Exercise: Copy out every line of the records below that contains the string "each". Matching is case-sensitive.

## begin Input

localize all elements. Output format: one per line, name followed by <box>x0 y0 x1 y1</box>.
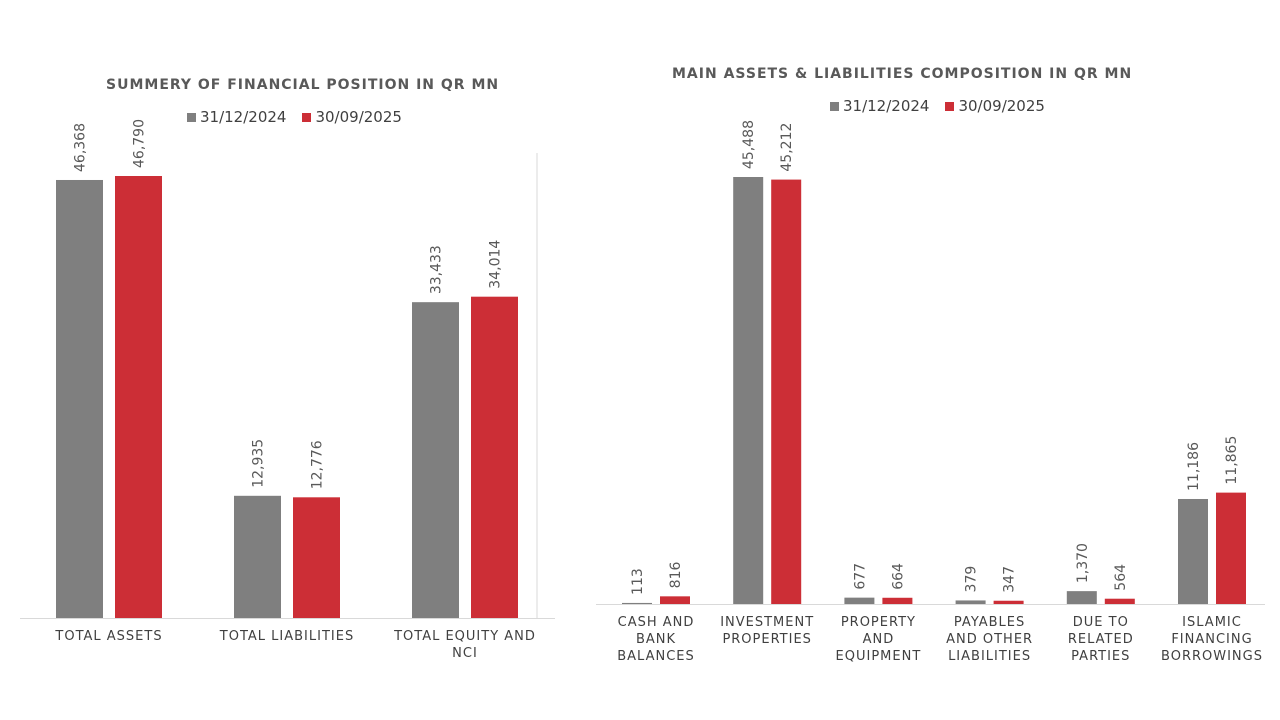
category-label: PAYABLES AND OTHER LIABILITIES <box>946 615 1034 664</box>
legend-label: 30/09/2025 <box>958 97 1045 115</box>
bar-series2 <box>993 600 1024 604</box>
chart2-title: MAIN ASSETS & LIABILITIES COMPOSITION IN… <box>672 66 1133 82</box>
data-label: 33,433 <box>429 245 445 294</box>
data-label: 816 <box>668 562 684 589</box>
bar-series2 <box>471 296 518 618</box>
category-label: TOTAL ASSETS <box>55 629 163 644</box>
data-label: 45,488 <box>741 120 757 169</box>
bar-series1 <box>56 179 103 619</box>
data-label: 379 <box>964 566 980 593</box>
bar-series1 <box>1178 498 1208 604</box>
data-label: 34,014 <box>488 240 504 289</box>
data-label: 11,865 <box>1224 436 1240 485</box>
bar-series1 <box>844 597 875 604</box>
data-label: 12,776 <box>310 440 326 489</box>
bar-series2 <box>1216 492 1246 604</box>
data-label: 564 <box>1113 564 1129 591</box>
data-label: 46,368 <box>73 123 89 172</box>
bar-series1 <box>622 602 652 604</box>
data-label: 45,212 <box>779 123 795 172</box>
bar-series1 <box>1066 591 1097 604</box>
legend-label: 31/12/2024 <box>843 97 930 115</box>
chart1-legend: 31/12/2024 30/09/2025 <box>187 108 402 126</box>
bar-series1 <box>733 177 764 604</box>
category-label: TOTAL EQUITY AND NCI <box>394 629 536 661</box>
bar-series1 <box>412 302 459 618</box>
bar-series2 <box>882 597 913 604</box>
data-label: 46,790 <box>132 119 148 168</box>
data-label: 11,186 <box>1186 442 1202 491</box>
category-label: DUE TO RELATED PARTIES <box>1067 615 1134 664</box>
legend-item-series2: 30/09/2025 <box>945 97 1045 115</box>
chart2-legend: 31/12/2024 30/09/2025 <box>830 97 1045 115</box>
legend-swatch-gray <box>187 112 196 122</box>
category-label: CASH AND BANK BALANCES <box>617 615 695 664</box>
data-label: 113 <box>630 568 646 595</box>
category-label: PROPERTY AND EQUIPMENT <box>835 615 922 664</box>
data-label: 677 <box>852 563 868 590</box>
bar-series1 <box>955 600 986 604</box>
data-label: 12,935 <box>251 439 267 488</box>
bar-series2 <box>115 176 162 618</box>
legend-item-series1: 31/12/2024 <box>830 97 929 115</box>
legend-item-series1: 31/12/2024 <box>187 108 286 126</box>
legend-swatch-red <box>945 101 955 111</box>
bar-series2 <box>771 179 802 605</box>
legend-swatch-red <box>302 112 312 122</box>
bar-series2 <box>1104 598 1135 604</box>
legend-swatch-gray <box>830 101 839 111</box>
data-label: 347 <box>1002 566 1018 593</box>
category-label: TOTAL LIABILITIES <box>219 629 355 644</box>
bar-series2 <box>293 497 340 618</box>
category-label: ISLAMIC FINANCING BORROWINGS <box>1161 615 1263 664</box>
chart1-title: SUMMERY OF FINANCIAL POSITION IN QR MN <box>106 77 500 93</box>
data-label: 1,370 <box>1075 543 1091 583</box>
bar-series2 <box>660 596 690 604</box>
legend-item-series2: 30/09/2025 <box>302 108 402 126</box>
legend-label: 31/12/2024 <box>200 108 287 126</box>
category-label: INVESTMENT PROPERTIES <box>720 615 815 647</box>
legend-label: 30/09/2025 <box>315 108 402 126</box>
bar-series1 <box>234 495 281 618</box>
data-label: 664 <box>890 563 906 590</box>
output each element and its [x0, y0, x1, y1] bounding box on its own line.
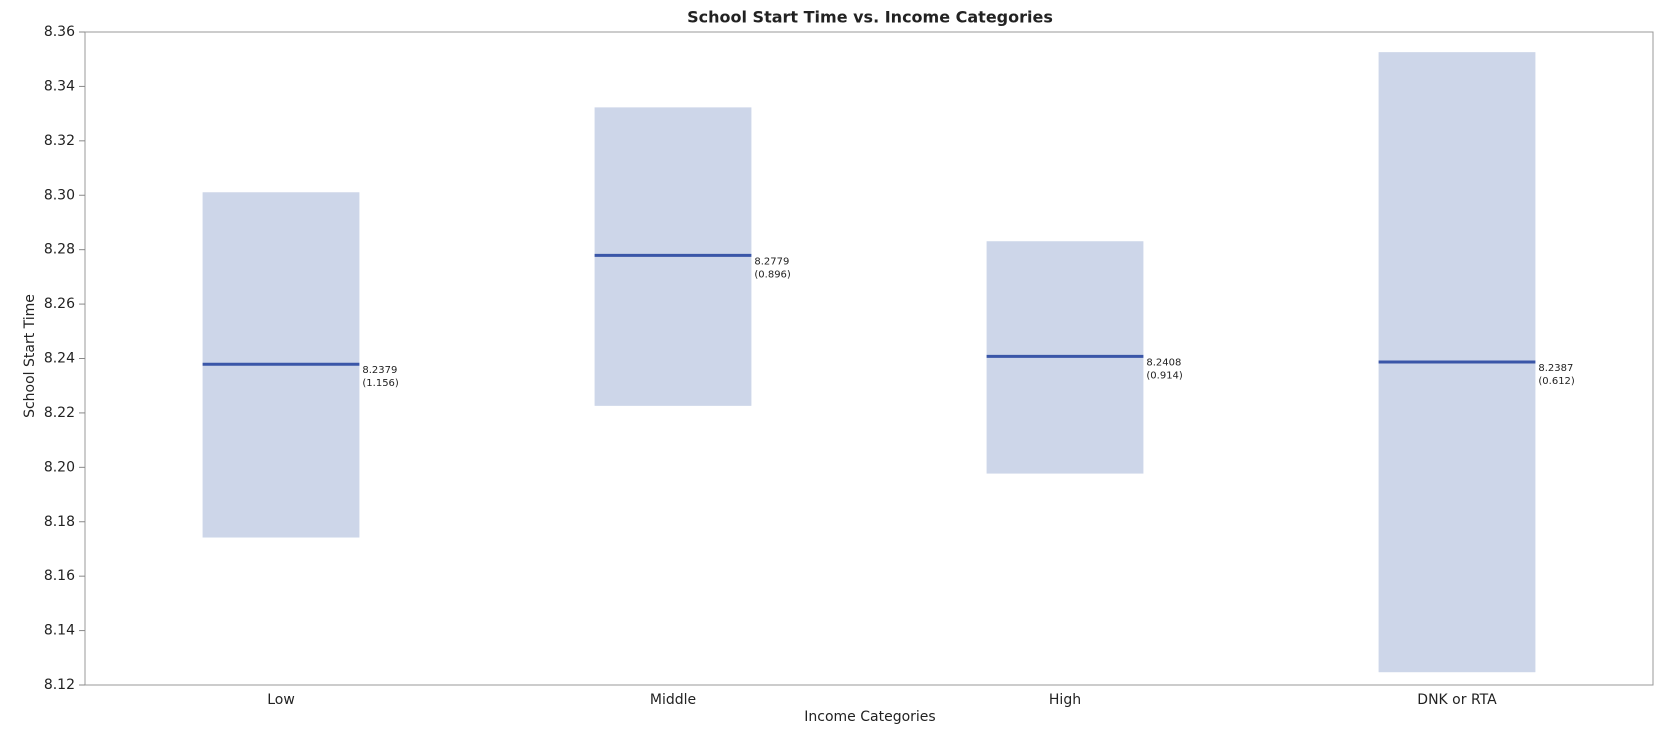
x-axis-title: Income Categories	[804, 709, 935, 725]
y-tick-label: 8.30	[44, 187, 75, 203]
mean-label: 8.2779	[754, 256, 789, 267]
y-tick-label: 8.28	[44, 242, 75, 258]
y-tick-label: 8.26	[44, 296, 75, 312]
x-tick-label: Low	[267, 692, 295, 708]
x-tick-label: DNK or RTA	[1417, 692, 1497, 708]
x-tick-label: Middle	[650, 692, 696, 708]
y-tick-label: 8.36	[44, 24, 75, 40]
y-tick-label: 8.12	[44, 677, 75, 693]
y-axis-title: School Start Time	[22, 294, 38, 418]
mean-label: 8.2408	[1146, 357, 1181, 368]
chart-title: School Start Time vs. Income Categories	[687, 8, 1053, 27]
mean-label: 8.2379	[362, 365, 397, 376]
mean-label: 8.2387	[1538, 363, 1573, 374]
sd-label: (0.914)	[1146, 370, 1183, 381]
x-tick-label: High	[1049, 692, 1081, 708]
y-tick-label: 8.16	[44, 568, 75, 584]
y-tick-label: 8.14	[44, 623, 75, 639]
sd-label: (1.156)	[362, 378, 399, 389]
sd-label: (0.896)	[754, 269, 791, 280]
y-tick-label: 8.18	[44, 514, 75, 530]
y-tick-label: 8.24	[44, 351, 75, 367]
y-tick-label: 8.34	[44, 78, 75, 94]
y-tick-label: 8.22	[44, 405, 75, 421]
y-tick-label: 8.32	[44, 133, 75, 149]
y-tick-label: 8.20	[44, 459, 75, 475]
sd-label: (0.612)	[1538, 376, 1575, 387]
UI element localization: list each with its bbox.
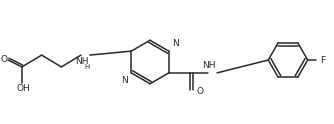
Text: F: F bbox=[321, 56, 326, 64]
Text: NH: NH bbox=[75, 57, 89, 66]
Text: NH: NH bbox=[202, 61, 216, 70]
Text: O: O bbox=[196, 87, 203, 96]
Text: N: N bbox=[122, 76, 128, 85]
Text: N: N bbox=[172, 39, 178, 48]
Text: O: O bbox=[1, 55, 8, 63]
Text: OH: OH bbox=[16, 84, 30, 93]
Text: H: H bbox=[85, 64, 90, 70]
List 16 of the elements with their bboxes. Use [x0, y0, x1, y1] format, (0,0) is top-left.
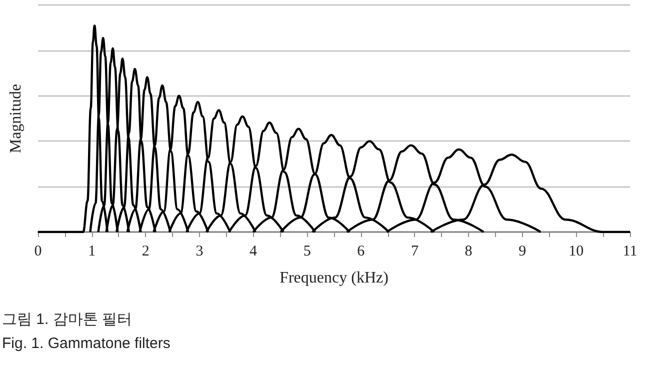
x-tick-label: 2	[142, 244, 150, 260]
x-axis-title: Frequency (kHz)	[280, 270, 388, 286]
y-axis-title: Magnitude	[8, 84, 24, 154]
x-tick-label: 0	[34, 244, 42, 260]
caption: Fig. 1. Gammatone filters	[2, 335, 170, 352]
x-tick-label: 9	[518, 244, 526, 260]
x-tick-label: 10	[568, 244, 584, 260]
x-tick-label: 7	[410, 244, 419, 260]
x-tick-label: 8	[464, 244, 472, 260]
caption: 그림 1. 감마톤 필터	[2, 311, 132, 328]
x-tick-label: 1	[88, 244, 96, 260]
x-tick-label: 11	[622, 244, 638, 260]
x-tick-label: 3	[196, 244, 204, 260]
x-tick-label: 6	[357, 244, 366, 260]
x-tick-label: 4	[250, 244, 258, 260]
x-tick-label: 5	[303, 244, 311, 260]
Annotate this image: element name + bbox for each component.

## end Input

Response to the task:
output each element and its [x0, y0, x1, y1] bounding box on its own line.
UI element localization: list each with its bbox.
Annotate this image: element name + bbox for each component.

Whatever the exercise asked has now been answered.